▶ [WHAT NEEDS TO BE DONE]:
Answer from the regular expressions text below:
1. Which Python library does it use for regular expressions?
2. What three names does the pattern r'New\s\w+' print?
3. Which names print when searching for 'y' as the 6th character?

▶ [PROVIDED TEXT]:
◆ ◆ ◆ ◆

NLP in Python: Regular Expressions

We will use the Python ‘re’ library for regular expressions.

import re
pattern = re.compile(r'[^ ,][DE]\w+\s[A-Za-z]+|[^ ,][DE]\w+')
matches = pattern.findall(world)
for match in matches: 
  print(match)

## 
## Denmark
## 
## Dominican Republic
## 
## Ecuador
## 
## Egypt
## 
## El Salvador
## 
## Ethiopia

pattern = re.compile(r'New\s\w+')
matches = pattern.findall(world)
for match in matches:
  print(match)

## New Caledonia
## New Zealand
## New Guinea

Display the country names that have a character ‘y’ as the 2nd character (indexing starts from 1) in their name.

pattern = re.compile(r'[A-Z]y\w+')
matches = pattern.findall(world)
for match in matches:
  print(match)

## Cyprus
## Syria

Display the country names that have a character ‘y’ as the 6th character (indexing starts from 1) in their name.

pattern = re.compile(r'[A-Z][a-z]{4}y\w*')
matches = pattern.findall(world)
for match in matches:
  print(match)

## Norway
## Sicily
## Turkey

Display the country names that have a character ‘c’ as the 4th character (indexing starts from 1) in their name.

pattern = re.compile(r'[A-Z][a-z]{2}c\w*')
matches = pattern.findall(world)
for match in matches:
  print(match)

## Czechoslovakia
## Liechtenstein
## Seychelles

◆ ◆ ◆ ◆

▶ [DATASET EXCERPT]:
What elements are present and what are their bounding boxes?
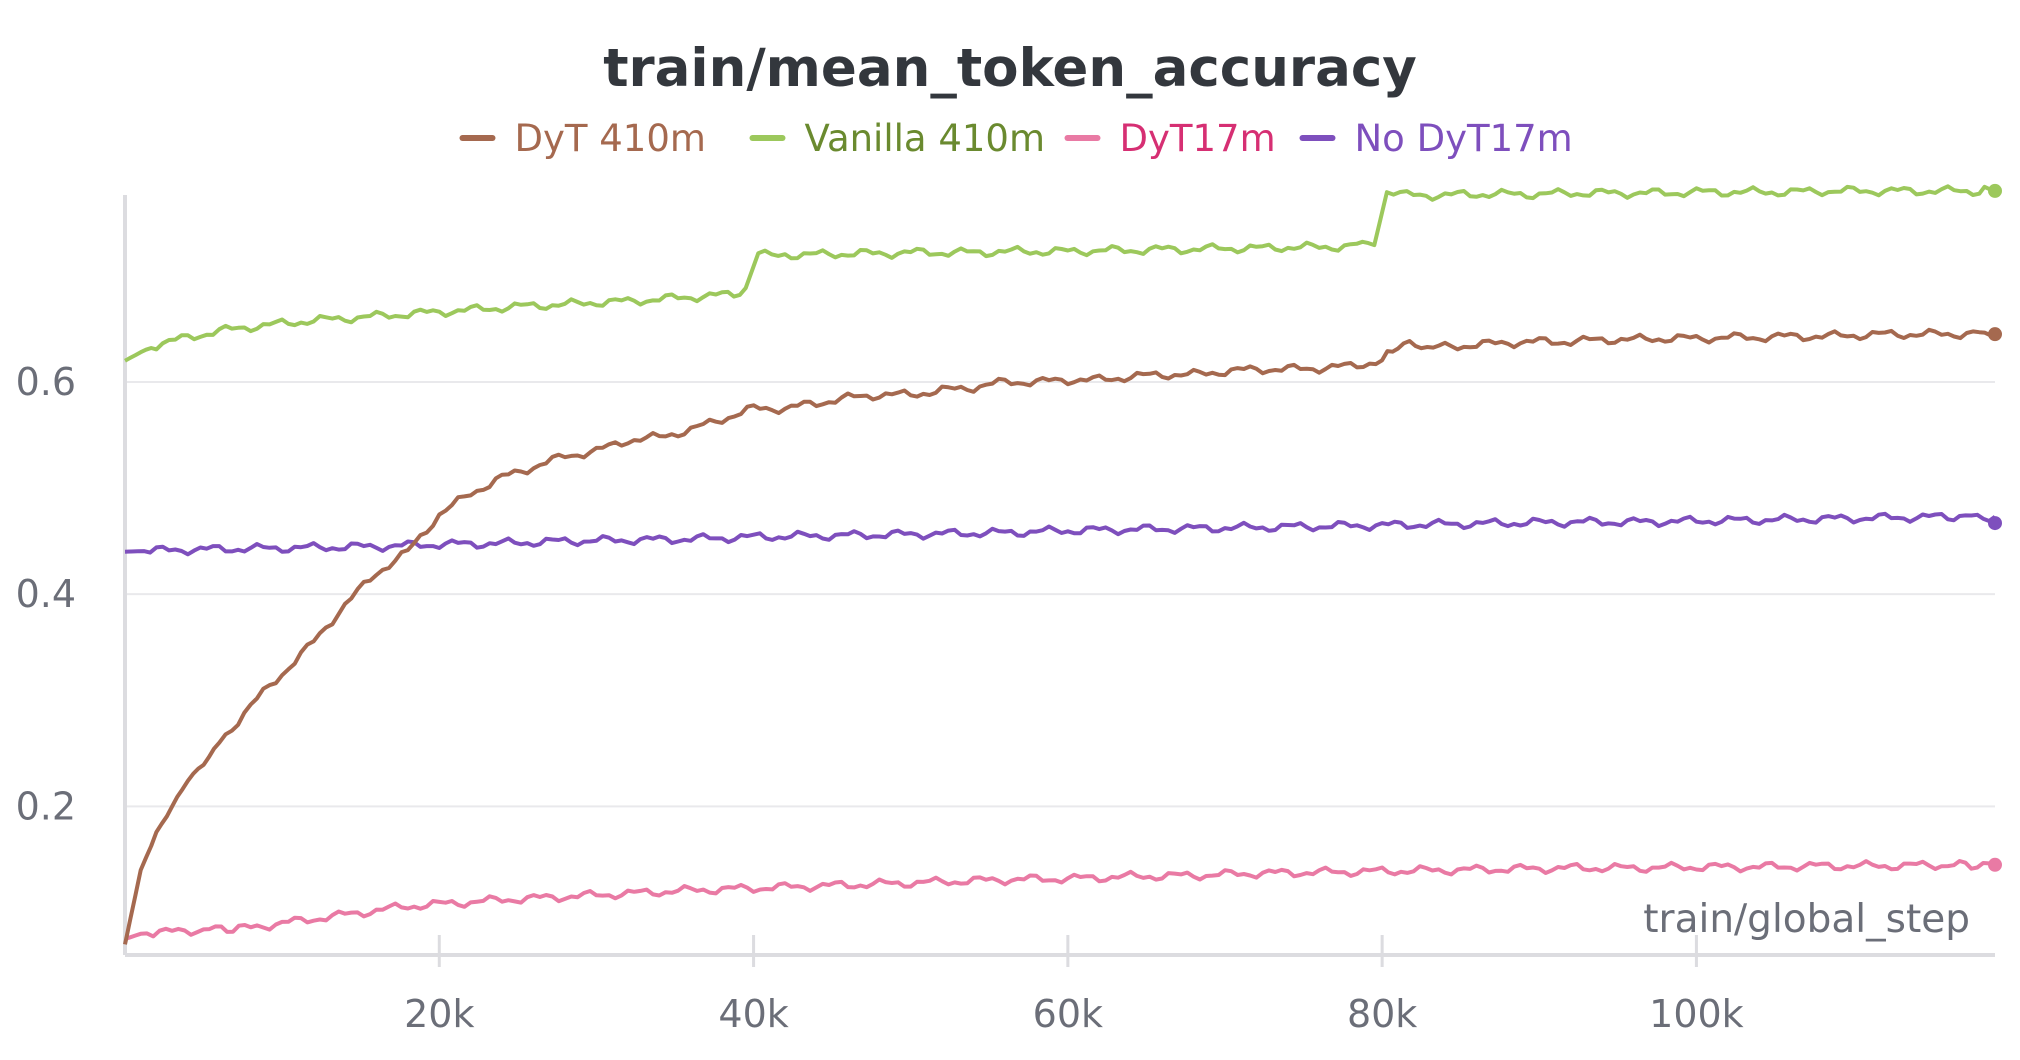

◆ ◆ ◆ ◆

▶ [RESULT]:
1. The 're' library.
2. New Caledonia, New Zealand and New Guinea.
3. Norway, Sicily and Turkey.